**PAGE TEXT:**

I've recently wanted to work with HDR video and found that most software
is really broken when it comes to color. Surely, I opened p0267r9 to see
how the color is handled and was horrified. It is making the same mistake.

It only specifies color model.
It is fixed to "float".
It doesn't specify color space.
It doesn't specify transfer function.
It doesn't support internal HDR (values outside of [0, 1] range).
It forces integers into range [0, 255].

This makes it pretty useless for professional work and contemporary
consumer video.

I think if we don't get color right (and by that I mean not make API
flexible enough), we'll doom developers into writing their own color
code and effectively ignoring the standard.

Curiously enough, p0267 mentions most properties of the color yet
forgets them when defining the "rgba_color" class.

So, what are those?

Color model
Color space
Transfer function
Bit layout

So, what are the common values of those?

Color model:

Color space:
ITU-R Rec. 709
ITU-R Rec. 2020

Transfer functions:
ITU-R Rec. 709
ITU-R Rec. 2020
ITU-R Rec. 2100 PQ (SMPTE ST 2084)
ITU-R Rec. 2100 HLG (ARIB STD-B67)
HDR10+ (SMPTE ST 2094-40)

Bit layouts:
8 bit integer per channel (various forms)
10 bit integer per channel (HDR10, HDR10+, other)
12 bit integer per channel (Rec. 2100)
16 bit integer per channel (Adobe Photoshop internally)
16 bit float per channel (GPUs)
32 bit float per channel (easiest to work with on CPU)

It's simply impossible to cram all this complexity in a simple type. We
need a different design.

It looks like different color models would really need different member
functions so we can start with a different class template for every
color model:

template <BitLayout BL, ColorSpace CS, TransferFunction TF>
class rgba_color;

Now we are getting somewhere. Notice that BitLayout, ColorSpace and
TransferFunction are concepts.

Now imagine something like this:

using srgb_rgba_color = rgba_color<f32f32f32f32, rec_709, srgb>;

This seems to be the closest approximation to rgba_color from p0267.

**RECORDS:**
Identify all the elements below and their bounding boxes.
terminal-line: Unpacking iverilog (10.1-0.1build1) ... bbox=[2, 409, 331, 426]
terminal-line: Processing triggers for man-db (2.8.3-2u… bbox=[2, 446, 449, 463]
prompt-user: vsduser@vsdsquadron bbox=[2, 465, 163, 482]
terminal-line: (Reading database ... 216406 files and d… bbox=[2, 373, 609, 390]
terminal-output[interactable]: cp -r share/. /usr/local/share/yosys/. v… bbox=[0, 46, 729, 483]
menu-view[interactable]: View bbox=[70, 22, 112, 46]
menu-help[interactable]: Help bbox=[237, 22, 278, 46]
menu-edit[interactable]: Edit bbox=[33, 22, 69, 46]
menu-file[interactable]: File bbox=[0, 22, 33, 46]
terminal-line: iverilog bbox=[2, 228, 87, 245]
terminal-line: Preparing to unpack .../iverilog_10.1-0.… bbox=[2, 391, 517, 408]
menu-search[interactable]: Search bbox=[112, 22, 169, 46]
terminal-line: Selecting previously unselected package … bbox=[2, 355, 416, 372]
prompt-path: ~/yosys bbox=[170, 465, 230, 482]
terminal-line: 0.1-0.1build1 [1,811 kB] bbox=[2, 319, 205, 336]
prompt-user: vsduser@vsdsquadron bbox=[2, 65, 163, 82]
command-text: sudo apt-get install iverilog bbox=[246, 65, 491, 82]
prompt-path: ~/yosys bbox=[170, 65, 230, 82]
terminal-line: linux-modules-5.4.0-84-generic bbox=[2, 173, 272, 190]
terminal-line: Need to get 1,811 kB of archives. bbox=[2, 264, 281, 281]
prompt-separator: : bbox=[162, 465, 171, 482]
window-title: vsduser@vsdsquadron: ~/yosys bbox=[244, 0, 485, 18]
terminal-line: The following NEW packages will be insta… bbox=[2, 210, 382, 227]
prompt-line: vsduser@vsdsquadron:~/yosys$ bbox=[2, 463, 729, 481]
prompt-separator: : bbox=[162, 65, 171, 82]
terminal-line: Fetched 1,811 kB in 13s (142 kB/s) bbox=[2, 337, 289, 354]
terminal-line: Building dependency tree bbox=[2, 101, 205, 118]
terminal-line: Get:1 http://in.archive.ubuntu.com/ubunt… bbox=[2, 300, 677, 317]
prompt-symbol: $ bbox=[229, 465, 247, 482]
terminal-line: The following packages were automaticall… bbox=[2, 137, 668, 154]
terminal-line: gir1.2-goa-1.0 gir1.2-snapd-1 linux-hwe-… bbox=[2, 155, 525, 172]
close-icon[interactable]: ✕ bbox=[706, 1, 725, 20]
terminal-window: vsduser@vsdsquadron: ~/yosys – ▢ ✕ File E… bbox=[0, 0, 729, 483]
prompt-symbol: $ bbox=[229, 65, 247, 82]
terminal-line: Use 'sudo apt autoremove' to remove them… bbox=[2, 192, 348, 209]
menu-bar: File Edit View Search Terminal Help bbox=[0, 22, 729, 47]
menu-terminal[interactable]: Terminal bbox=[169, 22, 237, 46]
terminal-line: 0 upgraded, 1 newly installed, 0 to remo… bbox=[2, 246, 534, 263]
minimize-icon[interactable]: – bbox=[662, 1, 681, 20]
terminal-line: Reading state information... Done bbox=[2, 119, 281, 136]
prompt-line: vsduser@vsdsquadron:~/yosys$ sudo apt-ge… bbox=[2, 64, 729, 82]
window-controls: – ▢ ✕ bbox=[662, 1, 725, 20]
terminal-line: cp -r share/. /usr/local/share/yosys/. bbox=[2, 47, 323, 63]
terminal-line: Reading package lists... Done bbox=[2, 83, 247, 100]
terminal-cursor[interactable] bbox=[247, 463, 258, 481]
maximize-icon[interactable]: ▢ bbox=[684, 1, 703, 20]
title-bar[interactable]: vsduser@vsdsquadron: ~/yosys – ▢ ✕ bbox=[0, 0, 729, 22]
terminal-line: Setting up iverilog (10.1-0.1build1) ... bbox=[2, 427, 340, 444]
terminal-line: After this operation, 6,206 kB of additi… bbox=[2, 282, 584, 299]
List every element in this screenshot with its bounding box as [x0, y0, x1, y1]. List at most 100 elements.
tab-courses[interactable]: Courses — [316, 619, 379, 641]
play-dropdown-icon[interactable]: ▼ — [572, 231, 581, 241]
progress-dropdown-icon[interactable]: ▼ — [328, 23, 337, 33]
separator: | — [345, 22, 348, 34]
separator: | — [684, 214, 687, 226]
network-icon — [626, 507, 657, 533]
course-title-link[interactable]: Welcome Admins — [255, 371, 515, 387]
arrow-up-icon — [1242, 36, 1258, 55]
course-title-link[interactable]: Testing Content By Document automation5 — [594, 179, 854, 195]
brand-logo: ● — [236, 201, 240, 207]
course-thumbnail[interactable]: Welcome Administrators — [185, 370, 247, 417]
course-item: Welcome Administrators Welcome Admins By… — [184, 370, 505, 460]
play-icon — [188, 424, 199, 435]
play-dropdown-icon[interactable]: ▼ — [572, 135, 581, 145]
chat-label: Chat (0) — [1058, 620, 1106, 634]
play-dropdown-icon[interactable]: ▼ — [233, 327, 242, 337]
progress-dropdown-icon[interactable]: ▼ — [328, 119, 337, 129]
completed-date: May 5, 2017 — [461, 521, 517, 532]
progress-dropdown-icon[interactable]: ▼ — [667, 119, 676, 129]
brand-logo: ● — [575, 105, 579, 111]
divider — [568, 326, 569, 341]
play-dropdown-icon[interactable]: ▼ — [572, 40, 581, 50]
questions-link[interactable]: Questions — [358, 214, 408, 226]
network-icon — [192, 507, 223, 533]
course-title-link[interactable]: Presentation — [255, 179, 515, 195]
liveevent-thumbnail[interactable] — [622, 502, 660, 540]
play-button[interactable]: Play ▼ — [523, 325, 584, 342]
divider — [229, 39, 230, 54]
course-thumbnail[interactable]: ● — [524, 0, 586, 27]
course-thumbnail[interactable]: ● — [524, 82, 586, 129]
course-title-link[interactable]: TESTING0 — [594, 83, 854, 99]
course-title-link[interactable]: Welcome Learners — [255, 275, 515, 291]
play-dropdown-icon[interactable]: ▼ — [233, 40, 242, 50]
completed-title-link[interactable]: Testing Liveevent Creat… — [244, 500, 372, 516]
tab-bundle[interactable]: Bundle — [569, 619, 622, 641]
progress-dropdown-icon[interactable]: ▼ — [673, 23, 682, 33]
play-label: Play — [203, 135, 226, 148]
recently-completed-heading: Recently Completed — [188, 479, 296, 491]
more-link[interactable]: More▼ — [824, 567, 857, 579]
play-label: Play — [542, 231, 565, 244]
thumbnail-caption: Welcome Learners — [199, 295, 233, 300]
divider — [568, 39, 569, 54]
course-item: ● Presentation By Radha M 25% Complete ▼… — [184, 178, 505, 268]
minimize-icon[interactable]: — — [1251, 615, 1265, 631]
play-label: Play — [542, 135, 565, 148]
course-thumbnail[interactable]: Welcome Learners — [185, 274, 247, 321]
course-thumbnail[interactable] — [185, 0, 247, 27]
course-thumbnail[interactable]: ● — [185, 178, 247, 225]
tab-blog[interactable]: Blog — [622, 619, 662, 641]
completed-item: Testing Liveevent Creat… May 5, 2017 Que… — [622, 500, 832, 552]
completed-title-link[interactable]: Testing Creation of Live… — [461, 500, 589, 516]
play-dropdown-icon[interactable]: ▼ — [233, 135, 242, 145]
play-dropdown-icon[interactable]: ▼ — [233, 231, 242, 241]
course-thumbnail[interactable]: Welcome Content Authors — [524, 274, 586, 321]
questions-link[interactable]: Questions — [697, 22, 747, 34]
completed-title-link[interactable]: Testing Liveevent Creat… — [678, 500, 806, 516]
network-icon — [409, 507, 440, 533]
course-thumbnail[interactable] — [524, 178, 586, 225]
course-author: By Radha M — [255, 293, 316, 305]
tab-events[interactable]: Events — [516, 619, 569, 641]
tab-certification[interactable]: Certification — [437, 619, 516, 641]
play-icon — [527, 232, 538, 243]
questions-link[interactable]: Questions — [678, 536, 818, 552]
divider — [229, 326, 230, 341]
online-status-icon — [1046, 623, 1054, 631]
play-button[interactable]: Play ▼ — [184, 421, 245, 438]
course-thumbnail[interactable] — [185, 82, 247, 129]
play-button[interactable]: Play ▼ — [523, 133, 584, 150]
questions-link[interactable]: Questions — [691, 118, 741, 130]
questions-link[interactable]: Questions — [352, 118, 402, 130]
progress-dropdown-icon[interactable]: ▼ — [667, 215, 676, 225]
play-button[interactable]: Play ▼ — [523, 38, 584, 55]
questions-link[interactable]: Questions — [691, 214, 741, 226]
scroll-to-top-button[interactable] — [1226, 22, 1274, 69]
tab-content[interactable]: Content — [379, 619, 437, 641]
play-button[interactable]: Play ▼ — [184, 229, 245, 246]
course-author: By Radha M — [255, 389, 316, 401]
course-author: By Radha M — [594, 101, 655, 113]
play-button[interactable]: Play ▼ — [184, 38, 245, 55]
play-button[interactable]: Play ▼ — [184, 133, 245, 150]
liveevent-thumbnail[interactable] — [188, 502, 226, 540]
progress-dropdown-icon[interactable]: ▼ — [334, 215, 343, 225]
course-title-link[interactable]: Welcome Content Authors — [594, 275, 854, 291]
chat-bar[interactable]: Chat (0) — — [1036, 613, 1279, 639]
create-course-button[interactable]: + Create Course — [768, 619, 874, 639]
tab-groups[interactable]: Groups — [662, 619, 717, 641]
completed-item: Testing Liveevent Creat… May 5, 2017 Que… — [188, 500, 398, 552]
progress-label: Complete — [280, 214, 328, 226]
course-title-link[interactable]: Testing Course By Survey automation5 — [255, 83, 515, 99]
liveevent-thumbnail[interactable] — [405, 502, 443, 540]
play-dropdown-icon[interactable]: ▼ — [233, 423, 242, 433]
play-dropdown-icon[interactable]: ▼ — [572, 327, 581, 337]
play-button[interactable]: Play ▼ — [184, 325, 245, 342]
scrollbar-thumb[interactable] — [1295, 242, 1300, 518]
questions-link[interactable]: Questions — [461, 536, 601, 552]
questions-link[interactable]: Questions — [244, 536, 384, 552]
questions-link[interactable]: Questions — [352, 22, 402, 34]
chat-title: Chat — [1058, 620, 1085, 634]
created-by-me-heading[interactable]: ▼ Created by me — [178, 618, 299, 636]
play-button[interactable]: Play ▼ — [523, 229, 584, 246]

**TASK 1:** In the text on HDR color, which bit layout is called the easiest to work with on CPU?
**TASK 2:** Continue the text on HDR color from where it stops.

**EXERCISE OUTPUT 1:** 32 bit float per channel.

**EXERCISE OUTPUT 2:**
Now about mixing integers and floats. I've written an audio library that
does bit depth conversion automatically. It's all about providing a
"Sample" type which defines min, max, whether it should clamp and usual
arithmetic operators. It act as a "smart number" that does the right
thing. It also takes storage type and calculation type as template
parameters. It is common to store data as integers but to convert them
to floating point for the same of processing. Otherwise generic DSP
template library is impossible. As I live on the bleeding edge, I've
already conceptified my library to a degree.

So the list would look like this:

concept StorageType
concept CalculationType
concept Sample

template std::dsp::sample (I know that std::sample already exists, hence
bikeshed name, I share the sadness of Guy Davidson over std::vector that
standard library reserving good named for non math stuff).

I think we can (and probably should) base audio proposal on
std::dsp::sample too (and then maybe expose saturation arithmetic that
is required when working with signed integers) but that for another thread.

Now we can do this:

template <std::ForwardIterator I, std::dsp::Gain G>
constexpr void Amplify(I first, I last, G gain)
for (; first != last; ++first)
*first *= gain;

On integer audio this will do saturation arithmetic, same can be applied
to ranges of colors (pixels) if they are integers. Or what if iterators
return video frames? We can define operator*= for video frame that will
call operator*= on pixels that will fall back onto color that will fall
back into the sample type that Will Do The Right Thing.

Now we can write a fade in algorithm that automatically works with audio
AND video by just using proper types. For audio that requires iterators
returning frames, that is why I'm very disappointed on the current
std::audio_buffer design, but again, for another thread.